• **TASK OBJECTIVE**: Without the images, write out the whole listing exactly.

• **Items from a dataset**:
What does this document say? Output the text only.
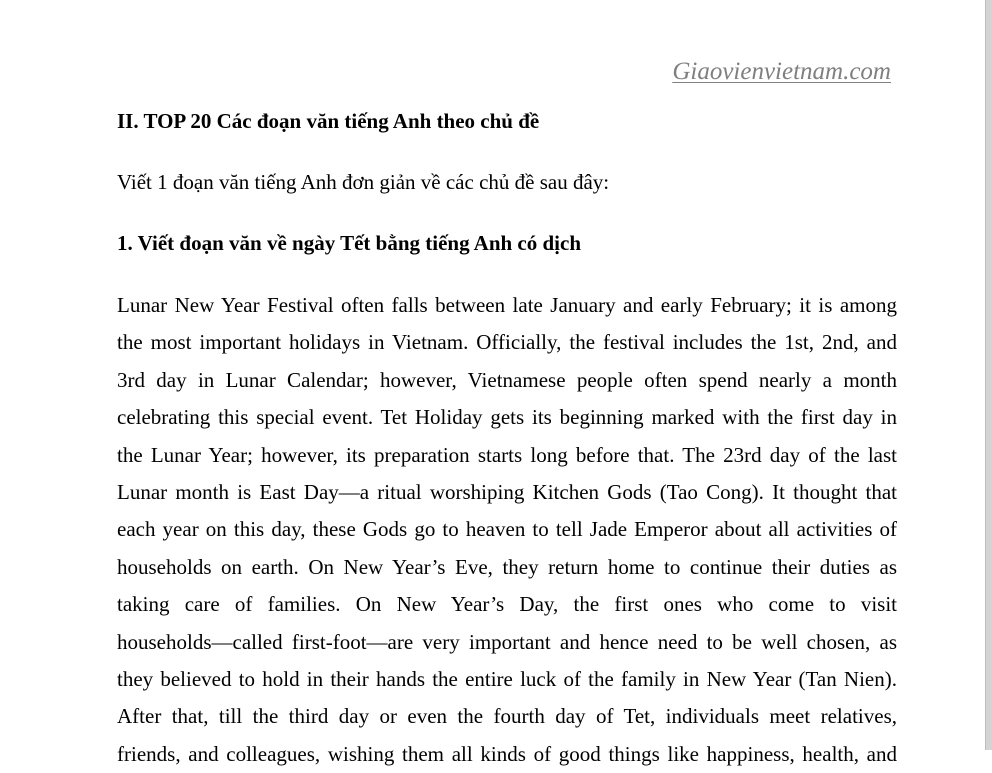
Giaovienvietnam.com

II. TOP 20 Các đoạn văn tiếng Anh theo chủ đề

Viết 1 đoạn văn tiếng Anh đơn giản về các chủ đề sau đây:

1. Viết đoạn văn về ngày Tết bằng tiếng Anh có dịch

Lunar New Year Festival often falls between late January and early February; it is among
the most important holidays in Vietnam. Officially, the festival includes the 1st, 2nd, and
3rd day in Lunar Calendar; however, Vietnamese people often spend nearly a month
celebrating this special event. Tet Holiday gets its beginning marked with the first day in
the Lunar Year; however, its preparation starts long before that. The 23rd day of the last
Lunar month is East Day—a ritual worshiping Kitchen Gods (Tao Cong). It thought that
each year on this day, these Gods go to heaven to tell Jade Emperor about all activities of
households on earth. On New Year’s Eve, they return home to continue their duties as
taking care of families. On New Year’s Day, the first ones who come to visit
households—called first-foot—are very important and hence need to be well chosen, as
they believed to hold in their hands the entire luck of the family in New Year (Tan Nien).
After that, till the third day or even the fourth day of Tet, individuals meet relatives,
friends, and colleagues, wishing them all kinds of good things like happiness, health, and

• **WRITTEN SOLUTION**:
What does this document say? Output the text only.
Giaovienvietnam.com

II. TOP 20 Các đoạn văn tiếng Anh theo chủ đề

Viết 1 đoạn văn tiếng Anh đơn giản về các chủ đề sau đây:

1. Viết đoạn văn về ngày Tết bằng tiếng Anh có dịch

Lunar New Year Festival often falls between late January and early February; it is among
the most important holidays in Vietnam. Officially, the festival includes the 1st, 2nd, and
3rd day in Lunar Calendar; however, Vietnamese people often spend nearly a month
celebrating this special event. Tet Holiday gets its beginning marked with the first day in
the Lunar Year; however, its preparation starts long before that. The 23rd day of the last
Lunar month is East Day—a ritual worshiping Kitchen Gods (Tao Cong). It thought that
each year on this day, these Gods go to heaven to tell Jade Emperor about all activities of
households on earth. On New Year’s Eve, they return home to continue their duties as
taking care of families. On New Year’s Day, the first ones who come to visit
households—called first-foot—are very important and hence need to be well chosen, as
they believed to hold in their hands the entire luck of the family in New Year (Tan Nien).
After that, till the third day or even the fourth day of Tet, individuals meet relatives,
friends, and colleagues, wishing them all kinds of good things like happiness, health, and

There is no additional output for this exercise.